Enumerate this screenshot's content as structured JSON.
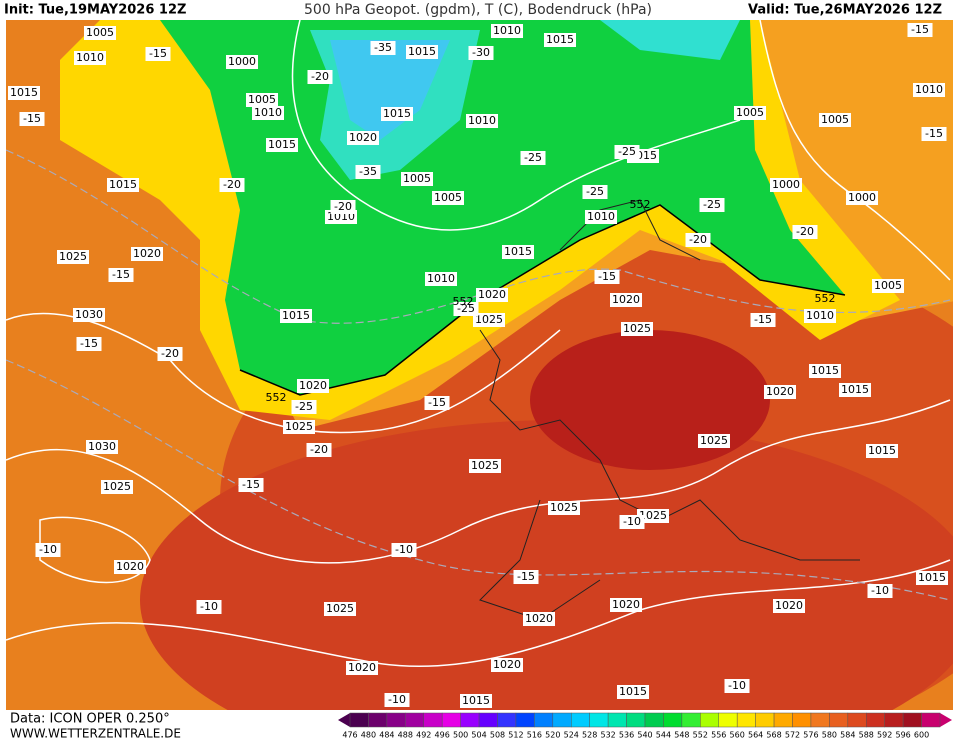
{
  "header": {
    "init": "Init: Tue,19MAY2026 12Z",
    "title": "500 hPa Geopot. (gpdm), T (C), Bodendruck (hPa)",
    "valid": "Valid: Tue,26MAY2026 12Z"
  },
  "map": {
    "pressure_labels": [
      "1005",
      "1010",
      "1015",
      "1015",
      "1025",
      "1020",
      "1030",
      "1030",
      "1025",
      "1020",
      "1025",
      "1020",
      "1015",
      "1020",
      "1020",
      "1020",
      "1015",
      "1025",
      "1025",
      "1025",
      "1025",
      "1025",
      "1020",
      "1020",
      "1025",
      "1020",
      "1025",
      "1015",
      "1010",
      "1015",
      "1010",
      "1015",
      "1005",
      "1005",
      "1000",
      "1000",
      "1005",
      "1010",
      "1015",
      "1020",
      "1015",
      "1015",
      "1015",
      "1020",
      "1010",
      "1015",
      "1015",
      "1000",
      "1005",
      "1010",
      "1015",
      "1015",
      "1010",
      "1020",
      "1005",
      "1005",
      "1010",
      "1010"
    ],
    "temperature_labels": [
      "-15",
      "-15",
      "-35",
      "-30",
      "-20",
      "-15",
      "-15",
      "-25",
      "-25",
      "-35",
      "-20",
      "-20",
      "-25",
      "-25",
      "-20",
      "-20",
      "-15",
      "-15",
      "-25",
      "-15",
      "-20",
      "-15",
      "-25",
      "-15",
      "-20",
      "-15",
      "-10",
      "-10",
      "-10",
      "-15",
      "-10",
      "-10",
      "-10",
      "-10"
    ],
    "contour_labels": [
      "552",
      "552",
      "552",
      "552"
    ]
  },
  "legend": {
    "values": [
      476,
      480,
      484,
      488,
      492,
      496,
      500,
      504,
      508,
      512,
      516,
      520,
      524,
      528,
      532,
      536,
      540,
      544,
      548,
      552,
      556,
      560,
      564,
      568,
      572,
      576,
      580,
      584,
      588,
      592,
      596,
      600
    ],
    "colors": [
      "#4b0050",
      "#6b006b",
      "#880088",
      "#a000a0",
      "#c800c8",
      "#e600e6",
      "#9900ff",
      "#6600ff",
      "#3333ff",
      "#0044ff",
      "#0080ff",
      "#00aaff",
      "#00ccff",
      "#00e6e6",
      "#00e6b0",
      "#00dd80",
      "#00cc50",
      "#00dd30",
      "#33ee33",
      "#aaff00",
      "#eeff00",
      "#ffe600",
      "#ffcc00",
      "#ffaa00",
      "#ff9000",
      "#f07820",
      "#e86020",
      "#dd4a1e",
      "#cc3020",
      "#b81e1e",
      "#a01020",
      "#c8006e"
    ]
  },
  "footer": {
    "data": "Data: ICON OPER 0.250°",
    "site": "WWW.WETTERZENTRALE.DE"
  }
}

What this task involves => Omit the pictures, then output the rest of the listing exactly.

Final result =>
Enumerate this screenshot's content as structured JSON.
{
  "header": {
    "init": "Init: Tue,19MAY2026 12Z",
    "title": "500 hPa Geopot. (gpdm), T (C), Bodendruck (hPa)",
    "valid": "Valid: Tue,26MAY2026 12Z"
  },
  "map": {
    "pressure_labels": [
      "1005",
      "1010",
      "1015",
      "1015",
      "1025",
      "1020",
      "1030",
      "1030",
      "1025",
      "1020",
      "1025",
      "1020",
      "1015",
      "1020",
      "1020",
      "1020",
      "1015",
      "1025",
      "1025",
      "1025",
      "1025",
      "1025",
      "1020",
      "1020",
      "1025",
      "1020",
      "1025",
      "1015",
      "1010",
      "1015",
      "1010",
      "1015",
      "1005",
      "1005",
      "1000",
      "1000",
      "1005",
      "1010",
      "1015",
      "1020",
      "1015",
      "1015",
      "1015",
      "1020",
      "1010",
      "1015",
      "1015",
      "1000",
      "1005",
      "1010",
      "1015",
      "1015",
      "1010",
      "1020",
      "1005",
      "1005",
      "1010",
      "1010"
    ],
    "temperature_labels": [
      "-15",
      "-15",
      "-35",
      "-30",
      "-20",
      "-15",
      "-15",
      "-25",
      "-25",
      "-35",
      "-20",
      "-20",
      "-25",
      "-25",
      "-20",
      "-20",
      "-15",
      "-15",
      "-25",
      "-15",
      "-20",
      "-15",
      "-25",
      "-15",
      "-20",
      "-15",
      "-10",
      "-10",
      "-10",
      "-15",
      "-10",
      "-10",
      "-10",
      "-10"
    ],
    "contour_labels": [
      "552",
      "552",
      "552",
      "552"
    ]
  },
  "legend": {
    "values": [
      476,
      480,
      484,
      488,
      492,
      496,
      500,
      504,
      508,
      512,
      516,
      520,
      524,
      528,
      532,
      536,
      540,
      544,
      548,
      552,
      556,
      560,
      564,
      568,
      572,
      576,
      580,
      584,
      588,
      592,
      596,
      600
    ],
    "colors": [
      "#4b0050",
      "#6b006b",
      "#880088",
      "#a000a0",
      "#c800c8",
      "#e600e6",
      "#9900ff",
      "#6600ff",
      "#3333ff",
      "#0044ff",
      "#0080ff",
      "#00aaff",
      "#00ccff",
      "#00e6e6",
      "#00e6b0",
      "#00dd80",
      "#00cc50",
      "#00dd30",
      "#33ee33",
      "#aaff00",
      "#eeff00",
      "#ffe600",
      "#ffcc00",
      "#ffaa00",
      "#ff9000",
      "#f07820",
      "#e86020",
      "#dd4a1e",
      "#cc3020",
      "#b81e1e",
      "#a01020",
      "#c8006e"
    ]
  },
  "footer": {
    "data": "Data: ICON OPER 0.250°",
    "site": "WWW.WETTERZENTRALE.DE"
  }
}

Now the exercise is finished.